● **WHAT TO WORK ON**
Each line of the material must be returned exactly.

● **DATA FOR THE TASK**
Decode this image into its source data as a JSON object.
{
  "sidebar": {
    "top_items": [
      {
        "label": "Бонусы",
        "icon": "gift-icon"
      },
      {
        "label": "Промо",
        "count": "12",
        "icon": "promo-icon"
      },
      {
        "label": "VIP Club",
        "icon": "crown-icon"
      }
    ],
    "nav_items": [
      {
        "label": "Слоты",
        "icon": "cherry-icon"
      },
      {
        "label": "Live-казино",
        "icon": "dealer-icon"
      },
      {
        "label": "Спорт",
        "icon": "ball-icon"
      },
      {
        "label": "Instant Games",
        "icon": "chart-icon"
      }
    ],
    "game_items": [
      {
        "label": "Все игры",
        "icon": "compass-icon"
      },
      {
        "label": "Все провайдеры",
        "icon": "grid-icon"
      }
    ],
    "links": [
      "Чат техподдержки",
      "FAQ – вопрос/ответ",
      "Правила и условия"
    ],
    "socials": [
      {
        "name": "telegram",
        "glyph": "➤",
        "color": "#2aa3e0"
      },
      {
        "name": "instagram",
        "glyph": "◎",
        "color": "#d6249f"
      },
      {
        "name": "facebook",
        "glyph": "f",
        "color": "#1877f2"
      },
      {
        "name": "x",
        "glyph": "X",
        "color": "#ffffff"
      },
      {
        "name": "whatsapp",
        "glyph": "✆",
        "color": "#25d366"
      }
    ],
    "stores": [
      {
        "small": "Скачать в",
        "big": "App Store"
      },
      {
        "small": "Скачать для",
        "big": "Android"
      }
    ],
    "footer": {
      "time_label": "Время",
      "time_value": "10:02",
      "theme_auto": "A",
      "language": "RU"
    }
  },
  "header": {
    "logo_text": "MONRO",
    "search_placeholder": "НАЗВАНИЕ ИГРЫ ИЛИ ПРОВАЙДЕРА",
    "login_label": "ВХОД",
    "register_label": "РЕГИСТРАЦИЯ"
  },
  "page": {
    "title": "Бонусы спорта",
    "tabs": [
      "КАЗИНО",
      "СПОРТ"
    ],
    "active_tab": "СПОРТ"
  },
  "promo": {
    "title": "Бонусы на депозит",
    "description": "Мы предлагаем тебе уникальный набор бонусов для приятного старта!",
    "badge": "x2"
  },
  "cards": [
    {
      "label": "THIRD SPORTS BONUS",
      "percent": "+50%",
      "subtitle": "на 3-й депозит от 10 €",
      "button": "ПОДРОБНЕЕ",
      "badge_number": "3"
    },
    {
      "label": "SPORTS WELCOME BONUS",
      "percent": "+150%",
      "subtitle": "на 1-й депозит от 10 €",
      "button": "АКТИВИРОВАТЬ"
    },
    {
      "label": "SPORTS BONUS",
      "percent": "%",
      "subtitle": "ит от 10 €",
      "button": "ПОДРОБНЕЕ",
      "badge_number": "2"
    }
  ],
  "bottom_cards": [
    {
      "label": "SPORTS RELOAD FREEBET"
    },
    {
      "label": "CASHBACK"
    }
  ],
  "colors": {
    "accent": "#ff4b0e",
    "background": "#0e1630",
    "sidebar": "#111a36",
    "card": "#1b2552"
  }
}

● **ANSWER TO THE PROBLEM**
Decode this image into its source data as a JSON object.
{
  "sidebar": {
    "top_items": [
      {
        "label": "Бонусы",
        "icon": "gift-icon"
      },
      {
        "label": "Промо",
        "count": "12",
        "icon": "promo-icon"
      },
      {
        "label": "VIP Club",
        "icon": "crown-icon"
      }
    ],
    "nav_items": [
      {
        "label": "Слоты",
        "icon": "cherry-icon"
      },
      {
        "label": "Live-казино",
        "icon": "dealer-icon"
      },
      {
        "label": "Спорт",
        "icon": "ball-icon"
      },
      {
        "label": "Instant Games",
        "icon": "chart-icon"
      }
    ],
    "game_items": [
      {
        "label": "Все игры",
        "icon": "compass-icon"
      },
      {
        "label": "Все провайдеры",
        "icon": "grid-icon"
      }
    ],
    "links": [
      "Чат техподдержки",
      "FAQ – вопрос/ответ",
      "Правила и условия"
    ],
    "socials": [
      {
        "name": "telegram",
        "glyph": "➤",
        "color": "#2aa3e0"
      },
      {
        "name": "instagram",
        "glyph": "◎",
        "color": "#d6249f"
      },
      {
        "name": "facebook",
        "glyph": "f",
        "color": "#1877f2"
      },
      {
        "name": "x",
        "glyph": "X",
        "color": "#ffffff"
      },
      {
        "name": "whatsapp",
        "glyph": "✆",
        "color": "#25d366"
      }
    ],
    "stores": [
      {
        "small": "Скачать в",
        "big": "App Store"
      },
      {
        "small": "Скачать для",
        "big": "Android"
      }
    ],
    "footer": {
      "time_label": "Время",
      "time_value": "10:02",
      "theme_auto": "A",
      "language": "RU"
    }
  },
  "header": {
    "logo_text": "MONRO",
    "search_placeholder": "НАЗВАНИЕ ИГРЫ ИЛИ ПРОВАЙДЕРА",
    "login_label": "ВХОД",
    "register_label": "РЕГИСТРАЦИЯ"
  },
  "page": {
    "title": "Бонусы спорта",
    "tabs": [
      "КАЗИНО",
      "СПОРТ"
    ],
    "active_tab": "СПОРТ"
  },
  "promo": {
    "title": "Бонусы на депозит",
    "description": "Мы предлагаем тебе уникальный набор бонусов для приятного старта!",
    "badge": "x2"
  },
  "cards": [
    {
      "label": "THIRD SPORTS BONUS",
      "percent": "+50%",
      "subtitle": "на 3-й депозит от 10 €",
      "button": "ПОДРОБНЕЕ",
      "badge_number": "3"
    },
    {
      "label": "SPORTS WELCOME BONUS",
      "percent": "+150%",
      "subtitle": "на 1-й депозит от 10 €",
      "button": "АКТИВИРОВАТЬ"
    },
    {
      "label": "SPORTS BONUS",
      "percent": "%",
      "subtitle": "ит от 10 €",
      "button": "ПОДРОБНЕЕ",
      "badge_number": "2"
    }
  ],
  "bottom_cards": [
    {
      "label": "SPORTS RELOAD FREEBET"
    },
    {
      "label": "CASHBACK"
    }
  ],
  "colors": {
    "accent": "#ff4b0e",
    "background": "#0e1630",
    "sidebar": "#111a36",
    "card": "#1b2552"
  }
}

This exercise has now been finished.